### Data listing

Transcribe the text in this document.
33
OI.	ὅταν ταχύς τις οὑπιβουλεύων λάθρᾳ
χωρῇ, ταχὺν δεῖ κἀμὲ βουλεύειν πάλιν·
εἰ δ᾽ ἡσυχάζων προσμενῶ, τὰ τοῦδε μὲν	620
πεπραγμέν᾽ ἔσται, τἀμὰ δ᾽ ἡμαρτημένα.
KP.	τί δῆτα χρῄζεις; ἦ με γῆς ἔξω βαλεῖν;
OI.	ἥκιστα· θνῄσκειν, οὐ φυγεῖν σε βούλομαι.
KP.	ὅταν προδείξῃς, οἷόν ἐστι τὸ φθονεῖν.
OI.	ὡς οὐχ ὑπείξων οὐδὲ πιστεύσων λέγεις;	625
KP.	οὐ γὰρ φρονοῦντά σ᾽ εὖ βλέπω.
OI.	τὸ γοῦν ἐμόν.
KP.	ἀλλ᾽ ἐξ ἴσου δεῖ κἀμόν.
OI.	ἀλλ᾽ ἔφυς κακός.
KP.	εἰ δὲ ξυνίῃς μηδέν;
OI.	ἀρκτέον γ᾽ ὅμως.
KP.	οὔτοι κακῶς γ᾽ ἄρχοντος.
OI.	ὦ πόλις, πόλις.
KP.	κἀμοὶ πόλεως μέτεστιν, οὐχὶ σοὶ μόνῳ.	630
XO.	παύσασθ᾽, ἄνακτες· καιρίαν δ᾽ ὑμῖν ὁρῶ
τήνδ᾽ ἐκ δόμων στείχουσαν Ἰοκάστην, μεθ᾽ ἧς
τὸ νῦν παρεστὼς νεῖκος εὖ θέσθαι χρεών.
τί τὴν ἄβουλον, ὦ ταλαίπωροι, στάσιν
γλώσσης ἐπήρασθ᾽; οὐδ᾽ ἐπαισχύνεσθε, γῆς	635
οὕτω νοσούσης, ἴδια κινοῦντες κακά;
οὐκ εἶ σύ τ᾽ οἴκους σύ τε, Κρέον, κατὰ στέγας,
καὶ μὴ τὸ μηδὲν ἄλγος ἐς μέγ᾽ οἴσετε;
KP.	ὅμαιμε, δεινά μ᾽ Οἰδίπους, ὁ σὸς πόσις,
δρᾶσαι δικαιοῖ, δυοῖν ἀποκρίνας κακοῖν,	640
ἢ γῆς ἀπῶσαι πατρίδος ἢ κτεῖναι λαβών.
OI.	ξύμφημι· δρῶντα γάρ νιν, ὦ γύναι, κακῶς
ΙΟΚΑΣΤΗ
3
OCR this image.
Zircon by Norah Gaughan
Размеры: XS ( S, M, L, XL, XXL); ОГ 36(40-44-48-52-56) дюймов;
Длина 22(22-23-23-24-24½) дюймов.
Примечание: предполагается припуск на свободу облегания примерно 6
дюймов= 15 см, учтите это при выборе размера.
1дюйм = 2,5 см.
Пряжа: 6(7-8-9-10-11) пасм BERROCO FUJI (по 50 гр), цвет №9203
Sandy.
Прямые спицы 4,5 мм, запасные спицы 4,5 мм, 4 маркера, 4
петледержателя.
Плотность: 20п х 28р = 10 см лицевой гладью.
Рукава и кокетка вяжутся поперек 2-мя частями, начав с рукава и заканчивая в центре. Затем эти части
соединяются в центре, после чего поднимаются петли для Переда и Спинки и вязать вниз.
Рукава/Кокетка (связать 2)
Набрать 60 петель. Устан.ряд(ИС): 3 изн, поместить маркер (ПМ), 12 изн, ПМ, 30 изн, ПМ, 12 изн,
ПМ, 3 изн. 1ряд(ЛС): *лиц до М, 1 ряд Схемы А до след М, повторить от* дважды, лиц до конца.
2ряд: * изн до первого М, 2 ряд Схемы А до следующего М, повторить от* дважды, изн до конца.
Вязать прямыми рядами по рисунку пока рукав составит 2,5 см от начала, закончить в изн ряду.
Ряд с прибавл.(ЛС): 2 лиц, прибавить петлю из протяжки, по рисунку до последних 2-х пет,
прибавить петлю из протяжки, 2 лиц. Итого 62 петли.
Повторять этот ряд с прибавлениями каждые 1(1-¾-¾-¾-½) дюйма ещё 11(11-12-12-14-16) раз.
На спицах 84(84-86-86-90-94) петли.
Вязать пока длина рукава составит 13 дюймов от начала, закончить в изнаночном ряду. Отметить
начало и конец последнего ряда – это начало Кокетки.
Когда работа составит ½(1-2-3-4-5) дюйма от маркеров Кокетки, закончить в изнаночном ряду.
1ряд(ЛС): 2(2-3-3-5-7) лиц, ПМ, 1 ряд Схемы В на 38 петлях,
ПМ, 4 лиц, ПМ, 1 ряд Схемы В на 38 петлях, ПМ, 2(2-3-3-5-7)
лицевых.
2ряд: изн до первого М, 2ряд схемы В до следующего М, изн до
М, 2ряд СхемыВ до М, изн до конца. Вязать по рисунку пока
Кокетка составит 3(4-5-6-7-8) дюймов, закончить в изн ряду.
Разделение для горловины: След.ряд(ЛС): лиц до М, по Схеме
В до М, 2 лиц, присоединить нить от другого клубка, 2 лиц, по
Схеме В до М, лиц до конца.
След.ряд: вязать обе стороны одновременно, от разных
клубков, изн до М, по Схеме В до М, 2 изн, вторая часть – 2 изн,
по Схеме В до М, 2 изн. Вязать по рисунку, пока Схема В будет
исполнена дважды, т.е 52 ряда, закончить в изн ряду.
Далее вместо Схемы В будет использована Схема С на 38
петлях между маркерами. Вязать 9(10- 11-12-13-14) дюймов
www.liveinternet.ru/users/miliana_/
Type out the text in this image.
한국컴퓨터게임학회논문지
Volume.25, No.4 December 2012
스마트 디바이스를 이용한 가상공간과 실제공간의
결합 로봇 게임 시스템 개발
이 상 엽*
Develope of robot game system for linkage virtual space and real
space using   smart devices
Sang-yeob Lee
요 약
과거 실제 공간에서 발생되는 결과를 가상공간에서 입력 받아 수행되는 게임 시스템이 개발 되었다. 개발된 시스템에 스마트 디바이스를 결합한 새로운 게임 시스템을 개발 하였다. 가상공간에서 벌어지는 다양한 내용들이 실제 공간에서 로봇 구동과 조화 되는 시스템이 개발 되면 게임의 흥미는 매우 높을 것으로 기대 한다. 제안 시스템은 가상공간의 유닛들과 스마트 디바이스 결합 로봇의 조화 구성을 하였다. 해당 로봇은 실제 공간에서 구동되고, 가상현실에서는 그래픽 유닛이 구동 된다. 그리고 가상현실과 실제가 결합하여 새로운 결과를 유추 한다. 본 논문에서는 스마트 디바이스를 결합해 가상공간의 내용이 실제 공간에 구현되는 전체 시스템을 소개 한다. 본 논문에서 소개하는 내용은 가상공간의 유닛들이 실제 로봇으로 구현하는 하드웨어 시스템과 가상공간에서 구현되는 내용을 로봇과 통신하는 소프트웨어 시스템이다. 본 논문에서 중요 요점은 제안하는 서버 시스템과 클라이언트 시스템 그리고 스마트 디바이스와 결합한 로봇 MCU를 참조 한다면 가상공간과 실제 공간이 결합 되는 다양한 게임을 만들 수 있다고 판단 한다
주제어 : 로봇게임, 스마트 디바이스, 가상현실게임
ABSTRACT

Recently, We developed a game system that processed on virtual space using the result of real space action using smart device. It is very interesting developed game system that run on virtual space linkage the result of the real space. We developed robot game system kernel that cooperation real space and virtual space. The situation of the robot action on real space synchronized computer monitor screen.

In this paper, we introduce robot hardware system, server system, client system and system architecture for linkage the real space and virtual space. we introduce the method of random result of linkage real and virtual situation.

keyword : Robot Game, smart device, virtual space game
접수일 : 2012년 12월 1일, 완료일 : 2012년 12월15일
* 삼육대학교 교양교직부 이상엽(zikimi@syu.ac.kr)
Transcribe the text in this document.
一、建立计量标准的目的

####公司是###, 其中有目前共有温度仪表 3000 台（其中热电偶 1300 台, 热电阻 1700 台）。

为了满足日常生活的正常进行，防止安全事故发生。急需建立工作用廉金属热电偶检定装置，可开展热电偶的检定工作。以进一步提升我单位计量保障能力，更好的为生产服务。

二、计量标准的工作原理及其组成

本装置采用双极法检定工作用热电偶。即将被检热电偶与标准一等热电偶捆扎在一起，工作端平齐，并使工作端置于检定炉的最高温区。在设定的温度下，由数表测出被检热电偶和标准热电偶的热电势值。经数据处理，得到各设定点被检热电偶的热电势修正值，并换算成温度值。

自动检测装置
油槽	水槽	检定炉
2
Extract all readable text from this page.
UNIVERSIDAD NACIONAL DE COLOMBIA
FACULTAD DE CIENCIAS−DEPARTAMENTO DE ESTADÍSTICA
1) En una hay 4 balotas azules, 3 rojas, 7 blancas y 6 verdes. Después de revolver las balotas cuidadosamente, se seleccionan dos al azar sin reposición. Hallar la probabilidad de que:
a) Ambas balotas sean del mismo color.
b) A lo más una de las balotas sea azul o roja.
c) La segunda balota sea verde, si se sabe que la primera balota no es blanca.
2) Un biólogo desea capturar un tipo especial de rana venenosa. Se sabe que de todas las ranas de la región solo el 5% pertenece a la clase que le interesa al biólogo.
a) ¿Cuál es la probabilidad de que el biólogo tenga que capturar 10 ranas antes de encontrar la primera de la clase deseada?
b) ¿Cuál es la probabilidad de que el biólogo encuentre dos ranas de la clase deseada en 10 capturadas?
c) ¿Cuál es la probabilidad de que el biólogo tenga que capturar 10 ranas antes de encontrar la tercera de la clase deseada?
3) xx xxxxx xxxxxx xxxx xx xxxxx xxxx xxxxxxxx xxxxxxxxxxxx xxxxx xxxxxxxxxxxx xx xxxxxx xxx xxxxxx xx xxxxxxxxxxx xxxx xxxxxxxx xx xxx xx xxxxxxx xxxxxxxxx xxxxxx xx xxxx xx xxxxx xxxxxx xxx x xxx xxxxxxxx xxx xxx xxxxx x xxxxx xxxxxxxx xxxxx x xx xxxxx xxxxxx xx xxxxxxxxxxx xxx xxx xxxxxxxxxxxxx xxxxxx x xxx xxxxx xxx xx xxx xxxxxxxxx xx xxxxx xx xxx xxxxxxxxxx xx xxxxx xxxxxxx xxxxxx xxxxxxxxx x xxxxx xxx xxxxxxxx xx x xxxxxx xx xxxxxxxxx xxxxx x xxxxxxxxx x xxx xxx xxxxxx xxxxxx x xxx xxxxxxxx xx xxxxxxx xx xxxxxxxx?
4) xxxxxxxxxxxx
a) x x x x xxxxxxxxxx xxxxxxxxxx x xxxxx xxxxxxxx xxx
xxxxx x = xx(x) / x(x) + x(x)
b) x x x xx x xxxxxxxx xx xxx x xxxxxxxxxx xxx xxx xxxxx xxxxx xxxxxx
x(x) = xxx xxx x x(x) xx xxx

### Problem to solve
Starting from the line containing "Extract all readable text from this page.", repeat each line through the end of the entries, exactly.

### Answer to the problem
Extract all readable text from this page.
UNIVERSIDAD NACIONAL DE COLOMBIA
FACULTAD DE CIENCIAS−DEPARTAMENTO DE ESTADÍSTICA
1) En una hay 4 balotas azules, 3 rojas, 7 blancas y 6 verdes. Después de revolver las balotas cuidadosamente, se seleccionan dos al azar sin reposición. Hallar la probabilidad de que:
a) Ambas balotas sean del mismo color.
b) A lo más una de las balotas sea azul o roja.
c) La segunda balota sea verde, si se sabe que la primera balota no es blanca.
2) Un biólogo desea capturar un tipo especial de rana venenosa. Se sabe que de todas las ranas de la región solo el 5% pertenece a la clase que le interesa al biólogo.
a) ¿Cuál es la probabilidad de que el biólogo tenga que capturar 10 ranas antes de encontrar la primera de la clase deseada?
b) ¿Cuál es la probabilidad de que el biólogo encuentre dos ranas de la clase deseada en 10 capturadas?
c) ¿Cuál es la probabilidad de que el biólogo tenga que capturar 10 ranas antes de encontrar la tercera de la clase deseada?
3) xx xxxxx xxxxxx xxxx xx xxxxx xxxx xxxxxxxx xxxxxxxxxxxx xxxxx xxxxxxxxxxxx xx xxxxxx xxx xxxxxx xx xxxxxxxxxxx xxxx xxxxxxxx xx xxx xx xxxxxxx xxxxxxxxx xxxxxx xx xxxx xx xxxxx xxxxxx xxx x xxx xxxxxxxx xxx xxx xxxxx x xxxxx xxxxxxxx xxxxx x xx xxxxx xxxxxx xx xxxxxxxxxxx xxx xxx xxxxxxxxxxxxx xxxxxx x xxx xxxxx xxx xx xxx xxxxxxxxx xx xxxxx xx xxx xxxxxxxxxx xx xxxxx xxxxxxx xxxxxx xxxxxxxxx x xxxxx xxx xxxxxxxx xx x xxxxxx xx xxxxxxxxx xxxxx x xxxxxxxxx x xxx xxx xxxxxx xxxxxx x xxx xxxxxxxx xx xxxxxxx xx xxxxxxxx?
4) xxxxxxxxxxxx
a) x x x x xxxxxxxxxx xxxxxxxxxx x xxxxx xxxxxxxx xxx
xxxxx x = xx(x) / x(x) + x(x)
b) x x x xx x xxxxxxxx xx xxx x xxxxxxxxxx xxx xxx xxxxx xxxxx xxxxxx
x(x) = xxx xxx x x(x) xx xxx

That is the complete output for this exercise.